### Task prompt
Lines before the one containing "Type out the text in this image." are excluded; reproduce that line and all lines after it in the entries below, exactly.

### Material provided

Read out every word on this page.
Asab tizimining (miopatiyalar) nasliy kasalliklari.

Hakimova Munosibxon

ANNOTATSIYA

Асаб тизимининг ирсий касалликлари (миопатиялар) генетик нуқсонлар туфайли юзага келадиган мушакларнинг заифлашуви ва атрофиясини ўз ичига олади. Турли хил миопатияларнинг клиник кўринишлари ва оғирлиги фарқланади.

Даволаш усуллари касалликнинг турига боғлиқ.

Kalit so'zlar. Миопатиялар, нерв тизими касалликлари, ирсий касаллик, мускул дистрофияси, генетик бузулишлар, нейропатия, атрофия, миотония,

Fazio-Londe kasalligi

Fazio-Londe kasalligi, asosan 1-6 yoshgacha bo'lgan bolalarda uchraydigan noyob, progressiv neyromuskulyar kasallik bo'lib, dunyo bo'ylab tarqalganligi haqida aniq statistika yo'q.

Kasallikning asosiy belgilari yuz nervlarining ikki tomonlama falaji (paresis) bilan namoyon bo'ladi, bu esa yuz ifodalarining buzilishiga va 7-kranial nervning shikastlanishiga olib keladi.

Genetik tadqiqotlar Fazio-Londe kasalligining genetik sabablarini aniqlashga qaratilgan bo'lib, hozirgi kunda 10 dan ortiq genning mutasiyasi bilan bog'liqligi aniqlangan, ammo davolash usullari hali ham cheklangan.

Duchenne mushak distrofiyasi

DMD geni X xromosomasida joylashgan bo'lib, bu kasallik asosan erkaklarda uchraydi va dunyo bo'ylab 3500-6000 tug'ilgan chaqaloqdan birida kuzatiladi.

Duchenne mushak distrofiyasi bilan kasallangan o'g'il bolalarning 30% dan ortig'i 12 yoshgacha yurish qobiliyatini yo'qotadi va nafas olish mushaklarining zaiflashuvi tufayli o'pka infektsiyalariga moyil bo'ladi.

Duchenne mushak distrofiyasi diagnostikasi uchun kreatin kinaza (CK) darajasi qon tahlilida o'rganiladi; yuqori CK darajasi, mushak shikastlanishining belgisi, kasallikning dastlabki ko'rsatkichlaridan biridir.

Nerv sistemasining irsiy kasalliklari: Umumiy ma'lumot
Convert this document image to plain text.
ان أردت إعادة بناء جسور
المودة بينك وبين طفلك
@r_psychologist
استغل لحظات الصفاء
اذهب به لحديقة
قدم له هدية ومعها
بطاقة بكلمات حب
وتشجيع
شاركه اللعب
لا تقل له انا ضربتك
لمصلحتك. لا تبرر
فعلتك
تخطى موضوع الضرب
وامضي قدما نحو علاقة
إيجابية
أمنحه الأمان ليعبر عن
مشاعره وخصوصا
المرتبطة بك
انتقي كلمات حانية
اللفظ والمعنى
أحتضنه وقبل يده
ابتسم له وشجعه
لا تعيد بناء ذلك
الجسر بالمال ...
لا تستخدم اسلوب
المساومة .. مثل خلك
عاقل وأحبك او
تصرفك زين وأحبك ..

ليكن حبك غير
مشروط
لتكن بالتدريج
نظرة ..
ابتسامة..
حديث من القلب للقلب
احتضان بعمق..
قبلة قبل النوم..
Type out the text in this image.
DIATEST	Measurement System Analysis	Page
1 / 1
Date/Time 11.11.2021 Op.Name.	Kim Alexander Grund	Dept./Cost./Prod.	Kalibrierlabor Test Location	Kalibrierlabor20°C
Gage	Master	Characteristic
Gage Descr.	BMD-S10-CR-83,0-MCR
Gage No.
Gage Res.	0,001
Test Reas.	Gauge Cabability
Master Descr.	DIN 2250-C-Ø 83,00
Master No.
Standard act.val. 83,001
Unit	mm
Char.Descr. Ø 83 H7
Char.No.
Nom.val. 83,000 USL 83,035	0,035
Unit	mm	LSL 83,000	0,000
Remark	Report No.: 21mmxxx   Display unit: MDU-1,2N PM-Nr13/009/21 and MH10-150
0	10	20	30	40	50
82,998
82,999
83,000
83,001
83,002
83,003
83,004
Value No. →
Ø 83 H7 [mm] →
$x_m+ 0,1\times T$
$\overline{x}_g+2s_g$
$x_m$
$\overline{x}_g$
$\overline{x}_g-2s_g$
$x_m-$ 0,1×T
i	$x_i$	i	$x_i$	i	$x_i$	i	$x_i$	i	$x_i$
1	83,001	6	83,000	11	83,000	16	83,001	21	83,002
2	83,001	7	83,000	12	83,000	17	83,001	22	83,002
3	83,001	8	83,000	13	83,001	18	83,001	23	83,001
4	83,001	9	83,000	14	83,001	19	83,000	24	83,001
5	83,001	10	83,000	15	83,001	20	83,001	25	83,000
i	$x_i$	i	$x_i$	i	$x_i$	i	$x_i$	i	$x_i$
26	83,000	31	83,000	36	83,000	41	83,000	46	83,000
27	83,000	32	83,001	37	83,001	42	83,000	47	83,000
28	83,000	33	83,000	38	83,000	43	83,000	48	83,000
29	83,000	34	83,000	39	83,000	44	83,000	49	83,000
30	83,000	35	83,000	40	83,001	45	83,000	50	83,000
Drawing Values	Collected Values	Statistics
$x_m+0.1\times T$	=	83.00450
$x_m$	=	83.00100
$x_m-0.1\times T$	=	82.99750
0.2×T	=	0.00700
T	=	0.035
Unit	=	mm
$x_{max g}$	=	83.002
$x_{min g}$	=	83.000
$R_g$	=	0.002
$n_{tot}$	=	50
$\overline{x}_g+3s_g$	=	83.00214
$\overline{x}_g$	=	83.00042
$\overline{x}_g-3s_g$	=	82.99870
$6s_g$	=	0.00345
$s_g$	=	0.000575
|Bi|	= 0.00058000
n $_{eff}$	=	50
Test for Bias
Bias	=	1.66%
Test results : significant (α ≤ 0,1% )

### Expected output
Type out the text in this image.
DIATEST	Measurement System Analysis	Page
1 / 1
Date/Time 11.11.2021 Op.Name.	Kim Alexander Grund	Dept./Cost./Prod.	Kalibrierlabor Test Location	Kalibrierlabor20°C
Gage	Master	Characteristic
Gage Descr.	BMD-S10-CR-83,0-MCR
Gage No.
Gage Res.	0,001
Test Reas.	Gauge Cabability
Master Descr.	DIN 2250-C-Ø 83,00
Master No.
Standard act.val. 83,001
Unit	mm
Char.Descr. Ø 83 H7
Char.No.
Nom.val. 83,000 USL 83,035	0,035
Unit	mm	LSL 83,000	0,000
Remark	Report No.: 21mmxxx   Display unit: MDU-1,2N PM-Nr13/009/21 and MH10-150
0	10	20	30	40	50
82,998
82,999
83,000
83,001
83,002
83,003
83,004
Value No. →
Ø 83 H7 [mm] →
$x_m+ 0,1\times T$
$\overline{x}_g+2s_g$
$x_m$
$\overline{x}_g$
$\overline{x}_g-2s_g$
$x_m-$ 0,1×T
i	$x_i$	i	$x_i$	i	$x_i$	i	$x_i$	i	$x_i$
1	83,001	6	83,000	11	83,000	16	83,001	21	83,002
2	83,001	7	83,000	12	83,000	17	83,001	22	83,002
3	83,001	8	83,000	13	83,001	18	83,001	23	83,001
4	83,001	9	83,000	14	83,001	19	83,000	24	83,001
5	83,001	10	83,000	15	83,001	20	83,001	25	83,000
i	$x_i$	i	$x_i$	i	$x_i$	i	$x_i$	i	$x_i$
26	83,000	31	83,000	36	83,000	41	83,000	46	83,000
27	83,000	32	83,001	37	83,001	42	83,000	47	83,000
28	83,000	33	83,000	38	83,000	43	83,000	48	83,000
29	83,000	34	83,000	39	83,000	44	83,000	49	83,000
30	83,000	35	83,000	40	83,001	45	83,000	50	83,000
Drawing Values	Collected Values	Statistics
$x_m+0.1\times T$	=	83.00450
$x_m$	=	83.00100
$x_m-0.1\times T$	=	82.99750
0.2×T	=	0.00700
T	=	0.035
Unit	=	mm
$x_{max g}$	=	83.002
$x_{min g}$	=	83.000
$R_g$	=	0.002
$n_{tot}$	=	50
$\overline{x}_g+3s_g$	=	83.00214
$\overline{x}_g$	=	83.00042
$\overline{x}_g-3s_g$	=	82.99870
$6s_g$	=	0.00345
$s_g$	=	0.000575
|Bi|	= 0.00058000
n $_{eff}$	=	50
Test for Bias
Bias	=	1.66%
Test results : significant (α ≤ 0,1% )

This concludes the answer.